== Available data ==
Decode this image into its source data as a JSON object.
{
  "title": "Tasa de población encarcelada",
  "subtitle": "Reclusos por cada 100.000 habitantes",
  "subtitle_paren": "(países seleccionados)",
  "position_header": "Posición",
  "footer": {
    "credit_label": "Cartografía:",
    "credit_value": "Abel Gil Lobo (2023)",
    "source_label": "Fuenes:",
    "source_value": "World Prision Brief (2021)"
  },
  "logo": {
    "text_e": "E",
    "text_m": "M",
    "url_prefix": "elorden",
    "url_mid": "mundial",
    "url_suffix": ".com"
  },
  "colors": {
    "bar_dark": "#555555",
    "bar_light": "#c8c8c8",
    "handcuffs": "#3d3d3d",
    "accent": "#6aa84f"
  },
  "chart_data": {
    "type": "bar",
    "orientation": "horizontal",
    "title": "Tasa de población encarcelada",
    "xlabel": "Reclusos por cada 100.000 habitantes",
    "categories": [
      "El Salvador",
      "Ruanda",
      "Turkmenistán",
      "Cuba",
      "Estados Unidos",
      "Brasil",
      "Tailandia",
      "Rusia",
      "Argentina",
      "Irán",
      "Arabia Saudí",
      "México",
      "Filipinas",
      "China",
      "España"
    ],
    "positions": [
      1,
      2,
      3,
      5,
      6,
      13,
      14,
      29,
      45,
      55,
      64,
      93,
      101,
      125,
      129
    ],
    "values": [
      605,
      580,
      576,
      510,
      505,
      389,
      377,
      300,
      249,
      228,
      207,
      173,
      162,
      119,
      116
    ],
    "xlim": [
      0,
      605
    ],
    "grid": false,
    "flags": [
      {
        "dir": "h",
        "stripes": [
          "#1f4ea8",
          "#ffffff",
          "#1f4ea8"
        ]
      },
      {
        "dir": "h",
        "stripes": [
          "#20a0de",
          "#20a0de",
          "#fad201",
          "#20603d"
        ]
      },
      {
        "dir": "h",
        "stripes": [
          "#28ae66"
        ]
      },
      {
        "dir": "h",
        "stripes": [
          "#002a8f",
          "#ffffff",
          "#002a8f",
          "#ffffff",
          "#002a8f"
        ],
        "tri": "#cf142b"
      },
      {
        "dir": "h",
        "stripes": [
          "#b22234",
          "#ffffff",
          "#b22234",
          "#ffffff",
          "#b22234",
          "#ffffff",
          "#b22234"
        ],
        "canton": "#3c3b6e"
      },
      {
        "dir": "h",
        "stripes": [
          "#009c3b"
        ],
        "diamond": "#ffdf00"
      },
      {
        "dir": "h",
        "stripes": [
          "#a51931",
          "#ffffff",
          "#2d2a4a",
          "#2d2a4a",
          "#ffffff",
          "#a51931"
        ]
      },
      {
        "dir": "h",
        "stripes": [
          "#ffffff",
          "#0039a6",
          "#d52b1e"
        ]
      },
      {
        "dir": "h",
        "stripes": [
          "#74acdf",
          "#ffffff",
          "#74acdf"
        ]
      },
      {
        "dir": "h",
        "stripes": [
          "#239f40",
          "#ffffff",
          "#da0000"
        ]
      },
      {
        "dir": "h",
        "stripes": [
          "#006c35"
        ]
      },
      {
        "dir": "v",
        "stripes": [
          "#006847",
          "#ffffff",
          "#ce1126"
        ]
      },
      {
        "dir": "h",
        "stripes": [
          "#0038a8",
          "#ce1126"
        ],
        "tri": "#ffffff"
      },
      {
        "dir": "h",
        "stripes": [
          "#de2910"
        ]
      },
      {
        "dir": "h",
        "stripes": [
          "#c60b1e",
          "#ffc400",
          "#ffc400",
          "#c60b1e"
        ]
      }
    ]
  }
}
===
→ Directions for this task: Go through the records and print each one exactly.

→ Answer below:
Decode this image into its source data as a JSON object.
{
  "title": "Tasa de población encarcelada",
  "subtitle": "Reclusos por cada 100.000 habitantes",
  "subtitle_paren": "(países seleccionados)",
  "position_header": "Posición",
  "footer": {
    "credit_label": "Cartografía:",
    "credit_value": "Abel Gil Lobo (2023)",
    "source_label": "Fuenes:",
    "source_value": "World Prision Brief (2021)"
  },
  "logo": {
    "text_e": "E",
    "text_m": "M",
    "url_prefix": "elorden",
    "url_mid": "mundial",
    "url_suffix": ".com"
  },
  "colors": {
    "bar_dark": "#555555",
    "bar_light": "#c8c8c8",
    "handcuffs": "#3d3d3d",
    "accent": "#6aa84f"
  },
  "chart_data": {
    "type": "bar",
    "orientation": "horizontal",
    "title": "Tasa de población encarcelada",
    "xlabel": "Reclusos por cada 100.000 habitantes",
    "categories": [
      "El Salvador",
      "Ruanda",
      "Turkmenistán",
      "Cuba",
      "Estados Unidos",
      "Brasil",
      "Tailandia",
      "Rusia",
      "Argentina",
      "Irán",
      "Arabia Saudí",
      "México",
      "Filipinas",
      "China",
      "España"
    ],
    "positions": [
      1,
      2,
      3,
      5,
      6,
      13,
      14,
      29,
      45,
      55,
      64,
      93,
      101,
      125,
      129
    ],
    "values": [
      605,
      580,
      576,
      510,
      505,
      389,
      377,
      300,
      249,
      228,
      207,
      173,
      162,
      119,
      116
    ],
    "xlim": [
      0,
      605
    ],
    "grid": false,
    "flags": [
      {
        "dir": "h",
        "stripes": [
          "#1f4ea8",
          "#ffffff",
          "#1f4ea8"
        ]
      },
      {
        "dir": "h",
        "stripes": [
          "#20a0de",
          "#20a0de",
          "#fad201",
          "#20603d"
        ]
      },
      {
        "dir": "h",
        "stripes": [
          "#28ae66"
        ]
      },
      {
        "dir": "h",
        "stripes": [
          "#002a8f",
          "#ffffff",
          "#002a8f",
          "#ffffff",
          "#002a8f"
        ],
        "tri": "#cf142b"
      },
      {
        "dir": "h",
        "stripes": [
          "#b22234",
          "#ffffff",
          "#b22234",
          "#ffffff",
          "#b22234",
          "#ffffff",
          "#b22234"
        ],
        "canton": "#3c3b6e"
      },
      {
        "dir": "h",
        "stripes": [
          "#009c3b"
        ],
        "diamond": "#ffdf00"
      },
      {
        "dir": "h",
        "stripes": [
          "#a51931",
          "#ffffff",
          "#2d2a4a",
          "#2d2a4a",
          "#ffffff",
          "#a51931"
        ]
      },
      {
        "dir": "h",
        "stripes": [
          "#ffffff",
          "#0039a6",
          "#d52b1e"
        ]
      },
      {
        "dir": "h",
        "stripes": [
          "#74acdf",
          "#ffffff",
          "#74acdf"
        ]
      },
      {
        "dir": "h",
        "stripes": [
          "#239f40",
          "#ffffff",
          "#da0000"
        ]
      },
      {
        "dir": "h",
        "stripes": [
          "#006c35"
        ]
      },
      {
        "dir": "v",
        "stripes": [
          "#006847",
          "#ffffff",
          "#ce1126"
        ]
      },
      {
        "dir": "h",
        "stripes": [
          "#0038a8",
          "#ce1126"
        ],
        "tri": "#ffffff"
      },
      {
        "dir": "h",
        "stripes": [
          "#de2910"
        ]
      },
      {
        "dir": "h",
        "stripes": [
          "#c60b1e",
          "#ffc400",
          "#ffc400",
          "#c60b1e"
        ]
      }
    ]
  }
}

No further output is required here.